* Exercise instructions
In the data below, find every line that has the string "四下基层", and copy it.

* Input material
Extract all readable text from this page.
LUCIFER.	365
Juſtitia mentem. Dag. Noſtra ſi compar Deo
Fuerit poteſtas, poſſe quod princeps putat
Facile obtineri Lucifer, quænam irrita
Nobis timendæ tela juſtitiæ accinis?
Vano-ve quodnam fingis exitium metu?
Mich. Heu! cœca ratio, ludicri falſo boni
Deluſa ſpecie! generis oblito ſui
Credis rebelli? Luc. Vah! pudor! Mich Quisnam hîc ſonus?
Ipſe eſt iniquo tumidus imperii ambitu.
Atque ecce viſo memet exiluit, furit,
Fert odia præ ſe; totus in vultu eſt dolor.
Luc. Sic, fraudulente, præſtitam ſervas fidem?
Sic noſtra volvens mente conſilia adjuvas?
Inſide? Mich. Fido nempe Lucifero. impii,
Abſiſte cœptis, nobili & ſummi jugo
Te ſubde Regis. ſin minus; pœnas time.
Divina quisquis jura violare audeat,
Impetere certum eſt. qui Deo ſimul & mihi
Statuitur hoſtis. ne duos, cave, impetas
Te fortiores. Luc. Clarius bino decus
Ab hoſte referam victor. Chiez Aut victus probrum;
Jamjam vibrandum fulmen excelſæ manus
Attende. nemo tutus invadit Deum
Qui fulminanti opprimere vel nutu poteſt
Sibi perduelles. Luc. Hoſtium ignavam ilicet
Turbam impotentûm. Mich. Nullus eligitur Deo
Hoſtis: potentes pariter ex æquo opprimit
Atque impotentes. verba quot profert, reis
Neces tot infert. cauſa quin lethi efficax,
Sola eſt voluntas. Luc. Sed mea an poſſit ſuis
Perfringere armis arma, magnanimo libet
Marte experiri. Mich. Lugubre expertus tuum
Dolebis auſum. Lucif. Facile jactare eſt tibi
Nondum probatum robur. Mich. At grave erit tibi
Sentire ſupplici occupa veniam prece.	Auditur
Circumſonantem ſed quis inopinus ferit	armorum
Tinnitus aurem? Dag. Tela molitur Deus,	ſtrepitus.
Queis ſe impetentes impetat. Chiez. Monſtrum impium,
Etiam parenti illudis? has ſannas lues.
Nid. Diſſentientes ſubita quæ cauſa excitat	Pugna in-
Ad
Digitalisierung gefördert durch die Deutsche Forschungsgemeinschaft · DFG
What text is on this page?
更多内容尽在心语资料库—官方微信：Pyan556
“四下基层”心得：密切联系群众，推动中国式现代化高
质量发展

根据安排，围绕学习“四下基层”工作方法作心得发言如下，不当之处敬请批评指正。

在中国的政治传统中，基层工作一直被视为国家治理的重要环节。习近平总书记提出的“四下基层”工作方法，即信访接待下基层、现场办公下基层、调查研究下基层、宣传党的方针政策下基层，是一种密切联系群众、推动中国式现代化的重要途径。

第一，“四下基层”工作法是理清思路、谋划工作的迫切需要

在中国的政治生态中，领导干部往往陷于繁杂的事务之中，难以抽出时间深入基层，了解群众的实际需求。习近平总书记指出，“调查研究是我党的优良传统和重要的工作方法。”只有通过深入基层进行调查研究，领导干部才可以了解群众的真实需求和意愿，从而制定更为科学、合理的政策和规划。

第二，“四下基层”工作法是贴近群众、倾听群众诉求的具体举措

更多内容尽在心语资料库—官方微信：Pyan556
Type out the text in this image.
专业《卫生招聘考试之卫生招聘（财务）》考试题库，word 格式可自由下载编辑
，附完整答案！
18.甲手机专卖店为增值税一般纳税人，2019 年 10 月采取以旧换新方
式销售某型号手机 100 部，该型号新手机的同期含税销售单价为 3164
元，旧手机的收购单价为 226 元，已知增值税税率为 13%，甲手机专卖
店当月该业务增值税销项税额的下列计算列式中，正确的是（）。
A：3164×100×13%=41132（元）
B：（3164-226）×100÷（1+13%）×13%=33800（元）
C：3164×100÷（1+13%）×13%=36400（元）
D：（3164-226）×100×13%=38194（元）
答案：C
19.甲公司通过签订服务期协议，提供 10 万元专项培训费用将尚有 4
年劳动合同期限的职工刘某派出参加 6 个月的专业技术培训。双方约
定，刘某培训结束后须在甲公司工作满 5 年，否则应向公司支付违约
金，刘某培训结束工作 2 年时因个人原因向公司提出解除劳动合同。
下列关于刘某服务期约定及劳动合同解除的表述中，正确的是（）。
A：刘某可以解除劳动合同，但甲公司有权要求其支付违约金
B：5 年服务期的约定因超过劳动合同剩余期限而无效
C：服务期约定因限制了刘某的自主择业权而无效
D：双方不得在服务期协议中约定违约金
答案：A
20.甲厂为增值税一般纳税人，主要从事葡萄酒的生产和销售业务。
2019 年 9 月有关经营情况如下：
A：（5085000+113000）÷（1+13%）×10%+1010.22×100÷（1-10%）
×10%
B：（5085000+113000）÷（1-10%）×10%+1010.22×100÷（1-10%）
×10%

* Exercise output
“四下基层”心得：密切联系群众，推动中国式现代化高
根据安排，围绕学习“四下基层”工作方法作心得发言如下，不当之处敬请批评指正。
在中国的政治传统中，基层工作一直被视为国家治理的重要环节。习近平总书记提出的“四下基层”工作方法，即信访接待下基层、现场办公下基层、调查研究下基层、宣传党的方针政策下基层，是一种密切联系群众、推动中国式现代化的重要途径。
第一，“四下基层”工作法是理清思路、谋划工作的迫切需要
第二，“四下基层”工作法是贴近群众、倾听群众诉求的具体举措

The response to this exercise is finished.